* _Exercise brief_: Quote only the lines from the one containing "What data populates" through the final line, both included, and omit the pictures.

Dataset items:

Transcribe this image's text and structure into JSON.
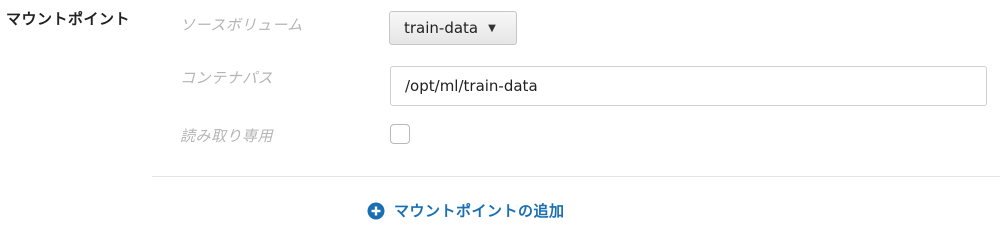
{
  "section": {
    "title": "マウントポイント"
  },
  "fields": {
    "source_volume_label": "ソースボリューム",
    "source_volume_value": "train-data",
    "container_path_label": "コンテナパス",
    "container_path_value": "/opt/ml/train-data",
    "read_only_label": "読み取り専用",
    "read_only_checked": false
  },
  "actions": {
    "add_mount_point_label": "マウントポイントの追加",
    "add_icon": "plus-circle-icon"
  },
  "colors": {
    "link": "#1a6fb3",
    "label_muted": "#b5b5b5"
  }
}
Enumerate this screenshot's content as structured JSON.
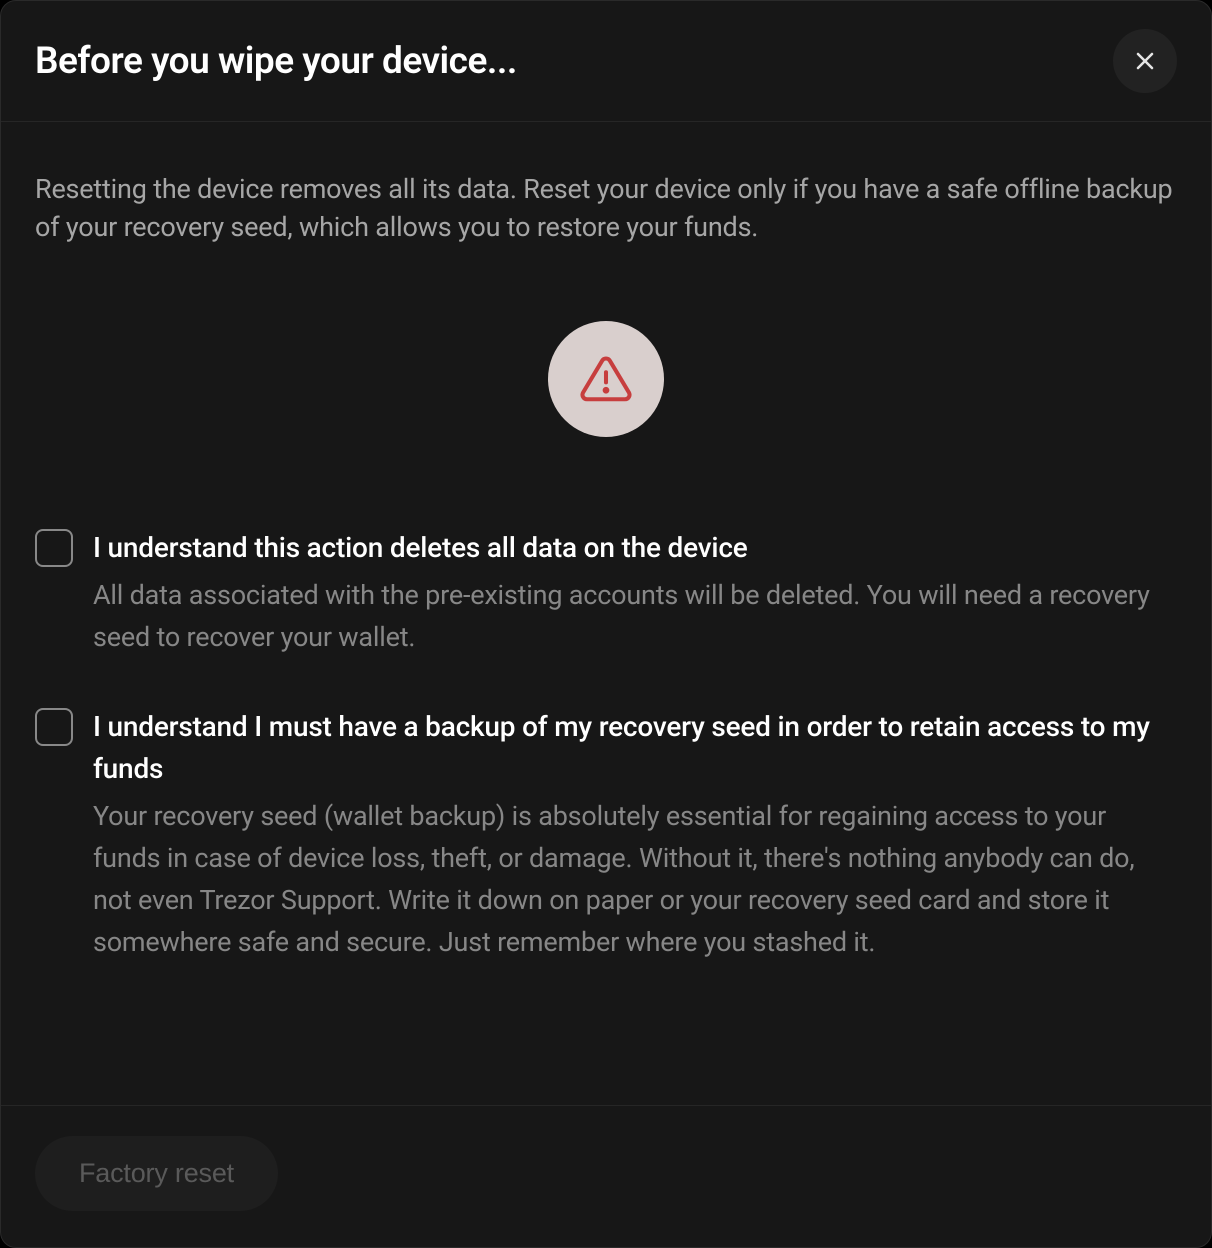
{
  "header": {
    "title": "Before you wipe your device..."
  },
  "body": {
    "intro_text": "Resetting the device removes all its data. Reset your device only if you have a safe offline backup of your recovery seed, which allows you to restore your funds.",
    "checkboxes": [
      {
        "title": "I understand this action deletes all data on the device",
        "description": "All data associated with the pre-existing accounts will be deleted. You will need a recovery seed to recover your wallet."
      },
      {
        "title": "I understand I must have a backup of my recovery seed in order to retain access to my funds",
        "description": "Your recovery seed (wallet backup) is absolutely essential for regaining access to your funds in case of device loss, theft, or damage. Without it, there's nothing anybody can do, not even Trezor Support. Write it down on paper or your recovery seed card and store it somewhere safe and secure. Just remember where you stashed it."
      }
    ]
  },
  "footer": {
    "factory_reset_label": "Factory reset"
  }
}
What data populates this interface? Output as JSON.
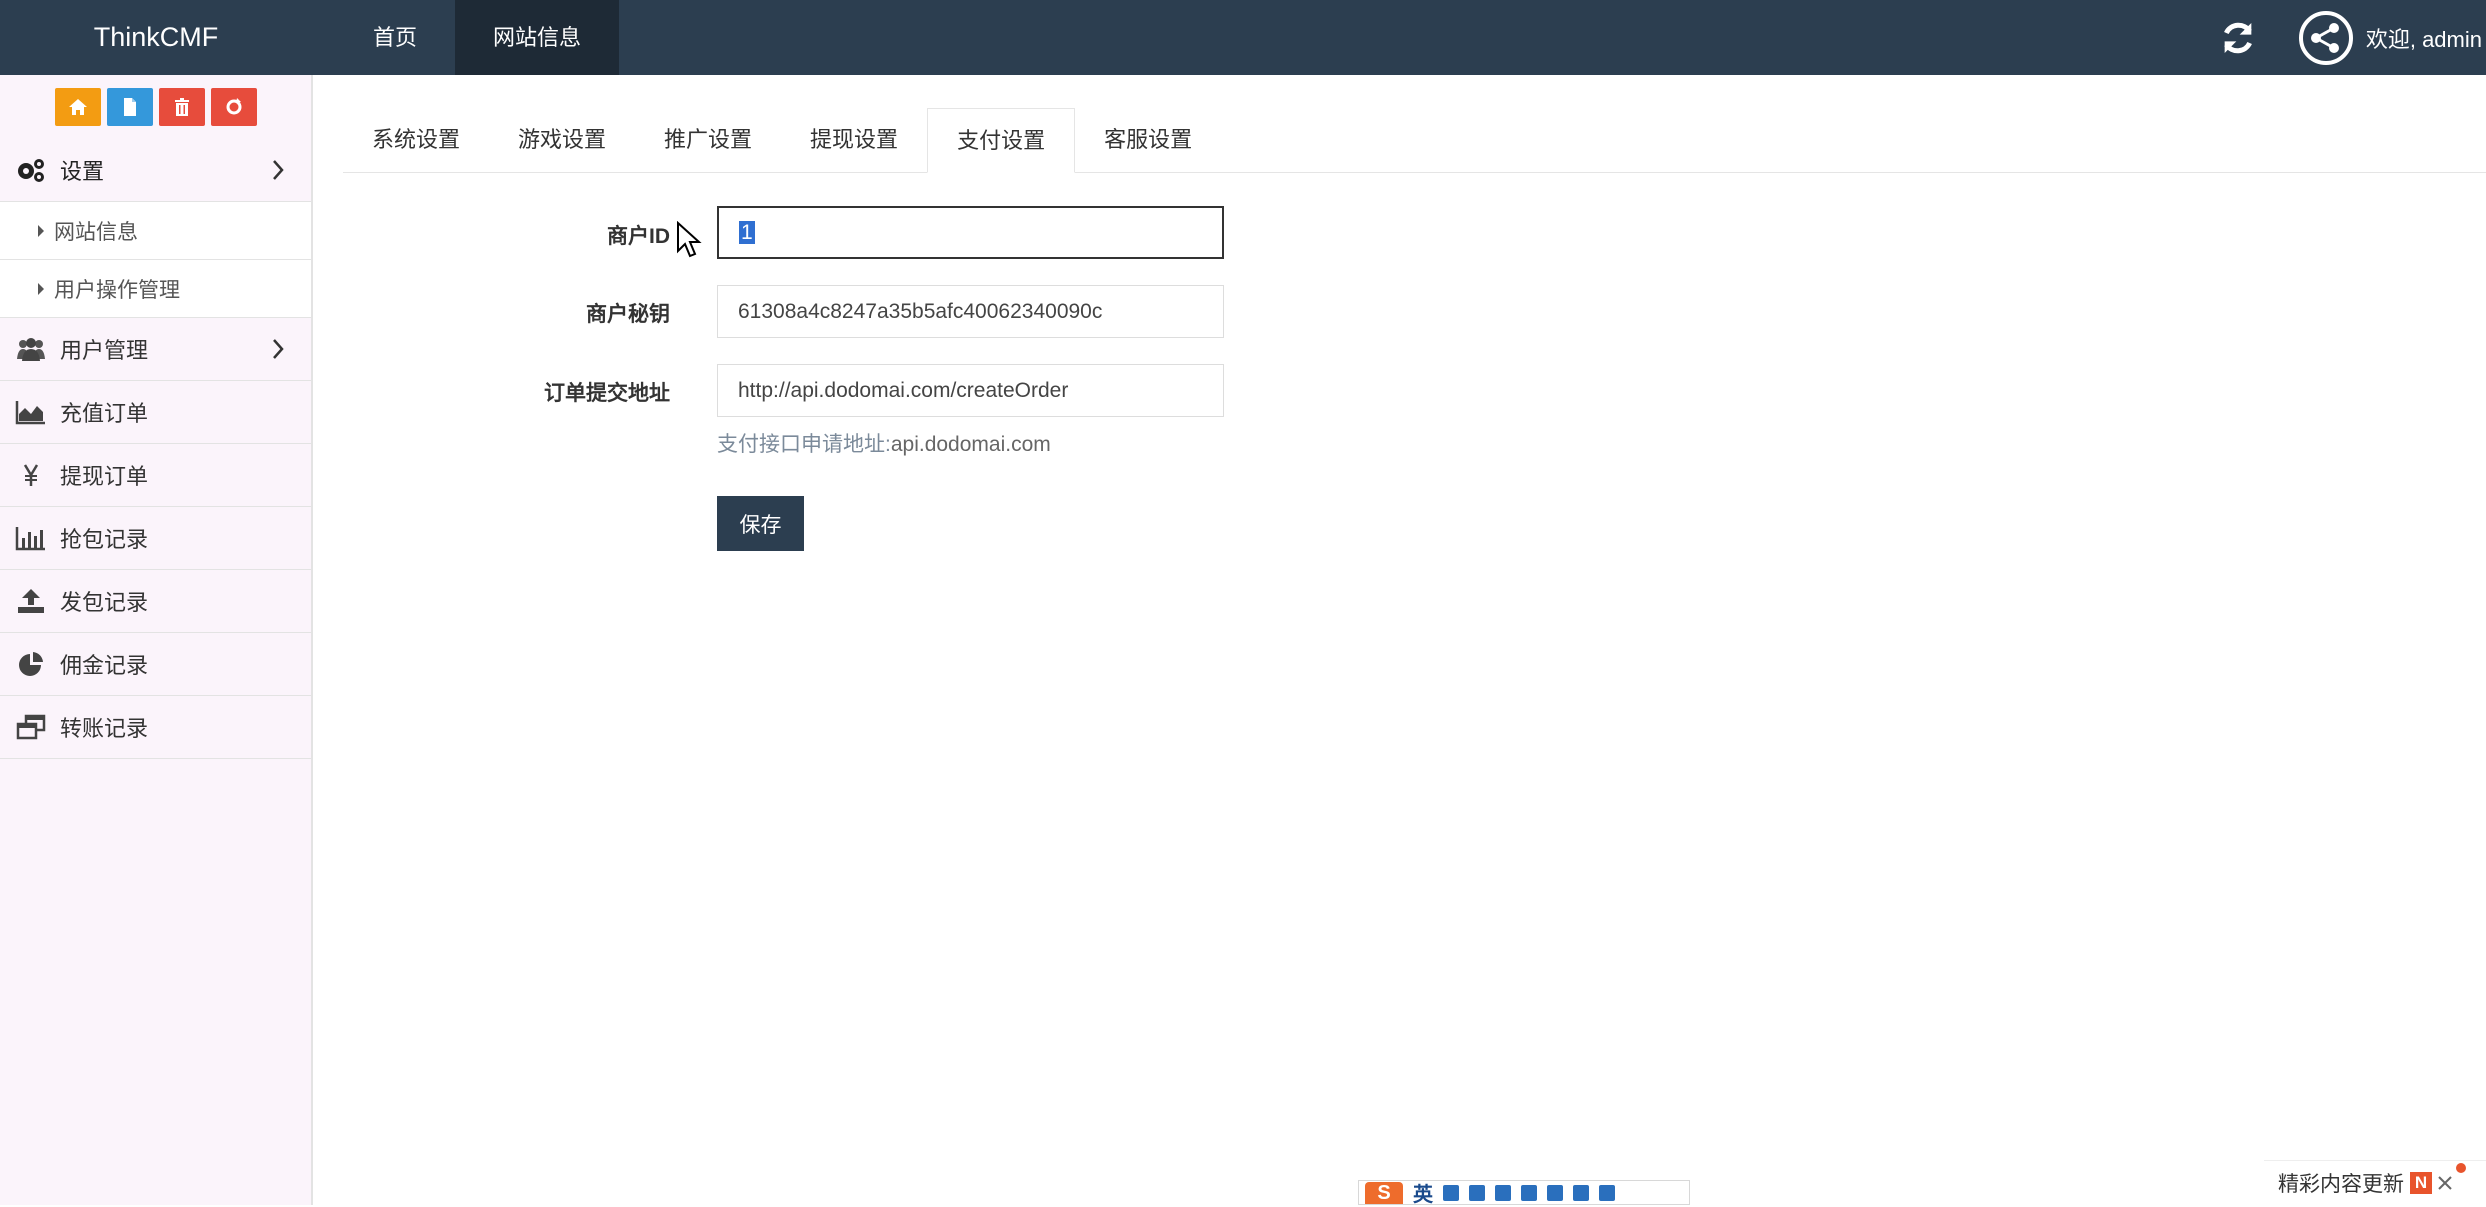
{
  "brand": "ThinkCMF",
  "topnav": [
    {
      "label": "首页"
    },
    {
      "label": "网站信息"
    }
  ],
  "user": {
    "welcome": "欢迎, admin"
  },
  "sidebar": {
    "menu_settings": "设置",
    "sub_items": [
      {
        "label": "网站信息"
      },
      {
        "label": "用户操作管理"
      }
    ],
    "menu_users": "用户管理",
    "items": [
      {
        "label": "充值订单",
        "icon": "area-chart-icon"
      },
      {
        "label": "提现订单",
        "icon": "yen-icon"
      },
      {
        "label": "抢包记录",
        "icon": "bar-chart-icon"
      },
      {
        "label": "发包记录",
        "icon": "upload-icon"
      },
      {
        "label": "佣金记录",
        "icon": "pie-chart-icon"
      },
      {
        "label": "转账记录",
        "icon": "window-restore-icon"
      }
    ]
  },
  "tabs": [
    {
      "label": "系统设置"
    },
    {
      "label": "游戏设置"
    },
    {
      "label": "推广设置"
    },
    {
      "label": "提现设置"
    },
    {
      "label": "支付设置"
    },
    {
      "label": "客服设置"
    }
  ],
  "form": {
    "merchant_id_label": "商户ID",
    "merchant_id_value": "1",
    "merchant_key_label": "商户秘钥",
    "merchant_key_value": "61308a4c8247a35b5afc40062340090c",
    "order_url_label": "订单提交地址",
    "order_url_value": "http://api.dodomai.com/createOrder",
    "help_label": "支付接口申请地址:",
    "help_value": "api.dodomai.com",
    "save_label": "保存"
  },
  "ime": {
    "mode": "英"
  },
  "notification": {
    "text": "精彩内容更新",
    "badge": "N"
  },
  "colors": {
    "topbar": "#2c3e50",
    "sidebar_bg": "#fbf4fb",
    "quick_orange": "#f39c12",
    "quick_blue": "#3498db",
    "quick_red": "#e74c3c",
    "save_button": "#2c3e50"
  }
}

* _Response to this exercise_:
What data populates this interface? Output as JSON.
{
  "brand": "ThinkCMF",
  "topnav": [
    {
      "label": "首页"
    },
    {
      "label": "网站信息"
    }
  ],
  "user": {
    "welcome": "欢迎, admin"
  },
  "sidebar": {
    "menu_settings": "设置",
    "sub_items": [
      {
        "label": "网站信息"
      },
      {
        "label": "用户操作管理"
      }
    ],
    "menu_users": "用户管理",
    "items": [
      {
        "label": "充值订单",
        "icon": "area-chart-icon"
      },
      {
        "label": "提现订单",
        "icon": "yen-icon"
      },
      {
        "label": "抢包记录",
        "icon": "bar-chart-icon"
      },
      {
        "label": "发包记录",
        "icon": "upload-icon"
      },
      {
        "label": "佣金记录",
        "icon": "pie-chart-icon"
      },
      {
        "label": "转账记录",
        "icon": "window-restore-icon"
      }
    ]
  },
  "tabs": [
    {
      "label": "系统设置"
    },
    {
      "label": "游戏设置"
    },
    {
      "label": "推广设置"
    },
    {
      "label": "提现设置"
    },
    {
      "label": "支付设置"
    },
    {
      "label": "客服设置"
    }
  ],
  "form": {
    "merchant_id_label": "商户ID",
    "merchant_id_value": "1",
    "merchant_key_label": "商户秘钥",
    "merchant_key_value": "61308a4c8247a35b5afc40062340090c",
    "order_url_label": "订单提交地址",
    "order_url_value": "http://api.dodomai.com/createOrder",
    "help_label": "支付接口申请地址:",
    "help_value": "api.dodomai.com",
    "save_label": "保存"
  },
  "ime": {
    "mode": "英"
  },
  "notification": {
    "text": "精彩内容更新",
    "badge": "N"
  },
  "colors": {
    "topbar": "#2c3e50",
    "sidebar_bg": "#fbf4fb",
    "quick_orange": "#f39c12",
    "quick_blue": "#3498db",
    "quick_red": "#e74c3c",
    "save_button": "#2c3e50"
  }
}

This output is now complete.